◆ DATA PROVIDED:
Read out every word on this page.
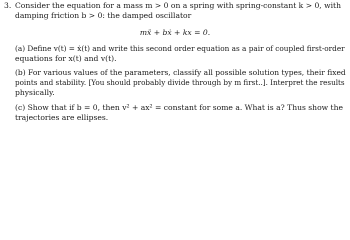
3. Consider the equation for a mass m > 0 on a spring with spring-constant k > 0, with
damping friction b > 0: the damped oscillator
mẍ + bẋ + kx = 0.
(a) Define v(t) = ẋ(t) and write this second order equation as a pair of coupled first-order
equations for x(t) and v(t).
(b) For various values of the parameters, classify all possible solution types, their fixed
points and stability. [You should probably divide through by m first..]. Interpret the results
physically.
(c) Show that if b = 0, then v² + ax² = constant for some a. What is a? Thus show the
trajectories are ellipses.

---

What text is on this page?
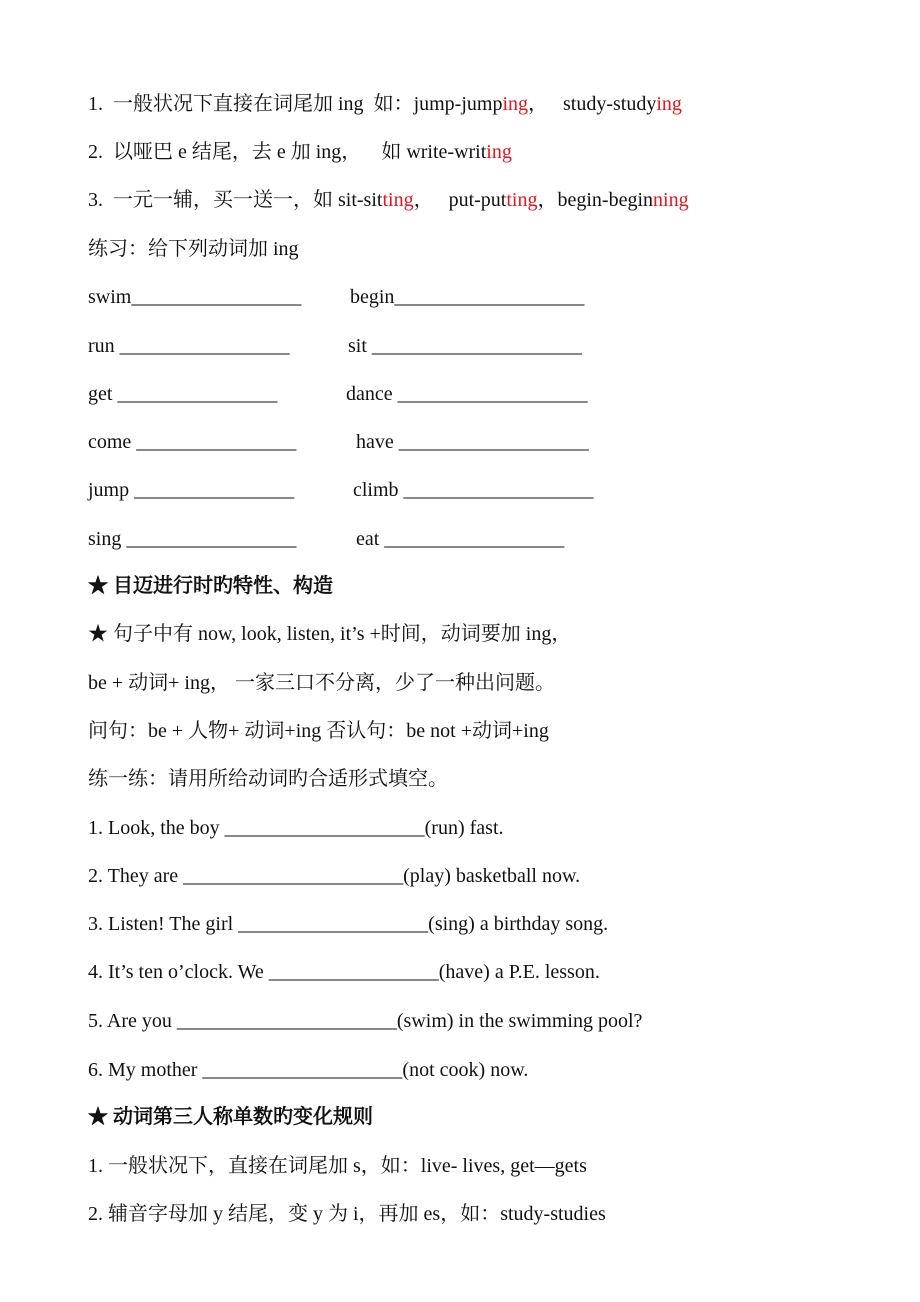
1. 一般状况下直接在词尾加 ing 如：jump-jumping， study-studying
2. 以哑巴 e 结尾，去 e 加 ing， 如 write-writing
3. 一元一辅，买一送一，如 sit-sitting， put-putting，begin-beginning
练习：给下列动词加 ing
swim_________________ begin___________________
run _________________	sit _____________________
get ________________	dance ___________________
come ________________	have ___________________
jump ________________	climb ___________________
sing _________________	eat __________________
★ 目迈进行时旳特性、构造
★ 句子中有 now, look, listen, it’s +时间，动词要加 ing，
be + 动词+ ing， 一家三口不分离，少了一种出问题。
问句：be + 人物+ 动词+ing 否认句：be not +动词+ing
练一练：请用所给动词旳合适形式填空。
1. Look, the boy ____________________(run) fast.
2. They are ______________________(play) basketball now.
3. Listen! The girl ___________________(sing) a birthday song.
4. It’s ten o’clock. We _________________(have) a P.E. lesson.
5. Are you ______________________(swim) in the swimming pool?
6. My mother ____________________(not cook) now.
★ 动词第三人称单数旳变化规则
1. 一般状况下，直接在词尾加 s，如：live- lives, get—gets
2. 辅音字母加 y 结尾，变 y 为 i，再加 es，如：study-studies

◆ REQUIRED WORK: Determine how many lines of the records above contain the word "this", and report only that number.

◆ COMPLETED EXERCISE: 3